**Exercise task:** All of the entries need to be written out again, exactly as they are.

____

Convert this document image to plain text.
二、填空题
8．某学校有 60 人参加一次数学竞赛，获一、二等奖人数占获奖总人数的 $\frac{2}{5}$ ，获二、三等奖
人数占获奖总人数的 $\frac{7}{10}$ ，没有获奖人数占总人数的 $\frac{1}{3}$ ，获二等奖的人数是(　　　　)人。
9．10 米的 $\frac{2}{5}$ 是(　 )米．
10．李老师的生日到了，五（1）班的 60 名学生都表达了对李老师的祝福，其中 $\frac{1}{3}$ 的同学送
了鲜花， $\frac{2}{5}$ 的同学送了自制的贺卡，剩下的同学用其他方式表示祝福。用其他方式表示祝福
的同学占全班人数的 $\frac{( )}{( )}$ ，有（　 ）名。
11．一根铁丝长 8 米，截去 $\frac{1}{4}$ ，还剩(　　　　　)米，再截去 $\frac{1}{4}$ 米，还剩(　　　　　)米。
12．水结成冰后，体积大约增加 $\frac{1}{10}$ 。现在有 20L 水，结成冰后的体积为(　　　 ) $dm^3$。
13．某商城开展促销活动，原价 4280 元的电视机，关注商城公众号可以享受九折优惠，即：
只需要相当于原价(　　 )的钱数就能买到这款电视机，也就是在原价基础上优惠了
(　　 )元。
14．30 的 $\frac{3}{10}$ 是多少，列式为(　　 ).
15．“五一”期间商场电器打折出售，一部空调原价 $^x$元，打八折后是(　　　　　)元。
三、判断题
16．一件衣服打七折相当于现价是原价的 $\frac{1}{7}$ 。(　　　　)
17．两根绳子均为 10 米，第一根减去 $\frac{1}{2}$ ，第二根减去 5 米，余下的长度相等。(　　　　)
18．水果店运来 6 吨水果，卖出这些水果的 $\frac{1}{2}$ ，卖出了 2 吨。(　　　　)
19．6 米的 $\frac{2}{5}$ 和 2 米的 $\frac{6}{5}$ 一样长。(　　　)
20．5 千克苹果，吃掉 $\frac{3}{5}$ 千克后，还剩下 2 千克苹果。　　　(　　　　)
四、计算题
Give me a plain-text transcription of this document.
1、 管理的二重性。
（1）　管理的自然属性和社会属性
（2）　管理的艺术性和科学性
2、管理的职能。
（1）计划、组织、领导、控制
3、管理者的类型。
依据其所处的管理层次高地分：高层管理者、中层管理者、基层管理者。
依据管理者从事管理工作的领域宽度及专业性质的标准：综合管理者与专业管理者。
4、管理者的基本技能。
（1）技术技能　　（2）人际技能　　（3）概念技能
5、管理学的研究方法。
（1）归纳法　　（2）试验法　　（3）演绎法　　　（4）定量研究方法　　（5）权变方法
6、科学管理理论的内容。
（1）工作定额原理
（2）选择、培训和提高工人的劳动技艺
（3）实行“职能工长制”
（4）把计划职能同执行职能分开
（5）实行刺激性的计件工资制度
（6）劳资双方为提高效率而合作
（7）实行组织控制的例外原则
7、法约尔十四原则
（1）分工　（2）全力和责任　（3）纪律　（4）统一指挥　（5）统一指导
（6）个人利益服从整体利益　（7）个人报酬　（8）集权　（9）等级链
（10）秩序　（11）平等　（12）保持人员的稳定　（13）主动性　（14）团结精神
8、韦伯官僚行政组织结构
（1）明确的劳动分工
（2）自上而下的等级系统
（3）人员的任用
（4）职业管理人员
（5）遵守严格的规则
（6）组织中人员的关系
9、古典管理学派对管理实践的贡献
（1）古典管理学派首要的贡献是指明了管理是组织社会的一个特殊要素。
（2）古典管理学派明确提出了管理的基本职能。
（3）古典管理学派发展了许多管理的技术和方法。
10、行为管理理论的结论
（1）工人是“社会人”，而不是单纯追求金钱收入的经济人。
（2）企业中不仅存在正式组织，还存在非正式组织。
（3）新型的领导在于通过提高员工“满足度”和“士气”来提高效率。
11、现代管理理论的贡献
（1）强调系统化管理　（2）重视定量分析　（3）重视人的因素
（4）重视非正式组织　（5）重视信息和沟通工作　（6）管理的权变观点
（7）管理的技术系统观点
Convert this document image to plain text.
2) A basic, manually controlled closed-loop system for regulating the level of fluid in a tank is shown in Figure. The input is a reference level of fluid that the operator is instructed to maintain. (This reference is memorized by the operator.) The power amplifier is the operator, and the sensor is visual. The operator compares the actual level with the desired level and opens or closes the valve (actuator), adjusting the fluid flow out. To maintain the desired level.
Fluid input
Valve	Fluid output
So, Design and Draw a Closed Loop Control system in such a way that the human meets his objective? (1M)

____

**Task result:**
Convert this document image to plain text.
二、填空题
8．某学校有 60 人参加一次数学竞赛，获一、二等奖人数占获奖总人数的 $\frac{2}{5}$ ，获二、三等奖
人数占获奖总人数的 $\frac{7}{10}$ ，没有获奖人数占总人数的 $\frac{1}{3}$ ，获二等奖的人数是(　　　　)人。
9．10 米的 $\frac{2}{5}$ 是(　 )米．
10．李老师的生日到了，五（1）班的 60 名学生都表达了对李老师的祝福，其中 $\frac{1}{3}$ 的同学送
了鲜花， $\frac{2}{5}$ 的同学送了自制的贺卡，剩下的同学用其他方式表示祝福。用其他方式表示祝福
的同学占全班人数的 $\frac{( )}{( )}$ ，有（　 ）名。
11．一根铁丝长 8 米，截去 $\frac{1}{4}$ ，还剩(　　　　　)米，再截去 $\frac{1}{4}$ 米，还剩(　　　　　)米。
12．水结成冰后，体积大约增加 $\frac{1}{10}$ 。现在有 20L 水，结成冰后的体积为(　　　 ) $dm^3$。
13．某商城开展促销活动，原价 4280 元的电视机，关注商城公众号可以享受九折优惠，即：
只需要相当于原价(　　 )的钱数就能买到这款电视机，也就是在原价基础上优惠了
(　　 )元。
14．30 的 $\frac{3}{10}$ 是多少，列式为(　　 ).
15．“五一”期间商场电器打折出售，一部空调原价 $^x$元，打八折后是(　　　　　)元。
三、判断题
16．一件衣服打七折相当于现价是原价的 $\frac{1}{7}$ 。(　　　　)
17．两根绳子均为 10 米，第一根减去 $\frac{1}{2}$ ，第二根减去 5 米，余下的长度相等。(　　　　)
18．水果店运来 6 吨水果，卖出这些水果的 $\frac{1}{2}$ ，卖出了 2 吨。(　　　　)
19．6 米的 $\frac{2}{5}$ 和 2 米的 $\frac{6}{5}$ 一样长。(　　　)
20．5 千克苹果，吃掉 $\frac{3}{5}$ 千克后，还剩下 2 千克苹果。　　　(　　　　)
四、计算题
Give me a plain-text transcription of this document.
1、 管理的二重性。
（1）　管理的自然属性和社会属性
（2）　管理的艺术性和科学性
2、管理的职能。
（1）计划、组织、领导、控制
3、管理者的类型。
依据其所处的管理层次高地分：高层管理者、中层管理者、基层管理者。
依据管理者从事管理工作的领域宽度及专业性质的标准：综合管理者与专业管理者。
4、管理者的基本技能。
（1）技术技能　　（2）人际技能　　（3）概念技能
5、管理学的研究方法。
（1）归纳法　　（2）试验法　　（3）演绎法　　　（4）定量研究方法　　（5）权变方法
6、科学管理理论的内容。
（1）工作定额原理
（2）选择、培训和提高工人的劳动技艺
（3）实行“职能工长制”
（4）把计划职能同执行职能分开
（5）实行刺激性的计件工资制度
（6）劳资双方为提高效率而合作
（7）实行组织控制的例外原则
7、法约尔十四原则
（1）分工　（2）全力和责任　（3）纪律　（4）统一指挥　（5）统一指导
（6）个人利益服从整体利益　（7）个人报酬　（8）集权　（9）等级链
（10）秩序　（11）平等　（12）保持人员的稳定　（13）主动性　（14）团结精神
8、韦伯官僚行政组织结构
（1）明确的劳动分工
（2）自上而下的等级系统
（3）人员的任用
（4）职业管理人员
（5）遵守严格的规则
（6）组织中人员的关系
9、古典管理学派对管理实践的贡献
（1）古典管理学派首要的贡献是指明了管理是组织社会的一个特殊要素。
（2）古典管理学派明确提出了管理的基本职能。
（3）古典管理学派发展了许多管理的技术和方法。
10、行为管理理论的结论
（1）工人是“社会人”，而不是单纯追求金钱收入的经济人。
（2）企业中不仅存在正式组织，还存在非正式组织。
（3）新型的领导在于通过提高员工“满足度”和“士气”来提高效率。
11、现代管理理论的贡献
（1）强调系统化管理　（2）重视定量分析　（3）重视人的因素
（4）重视非正式组织　（5）重视信息和沟通工作　（6）管理的权变观点
（7）管理的技术系统观点
Convert this document image to plain text.
2) A basic, manually controlled closed-loop system for regulating the level of fluid in a tank is shown in Figure. The input is a reference level of fluid that the operator is instructed to maintain. (This reference is memorized by the operator.) The power amplifier is the operator, and the sensor is visual. The operator compares the actual level with the desired level and opens or closes the valve (actuator), adjusting the fluid flow out. To maintain the desired level.
Fluid input
Valve	Fluid output
So, Design and Draw a Closed Loop Control system in such a way that the human meets his objective? (1M)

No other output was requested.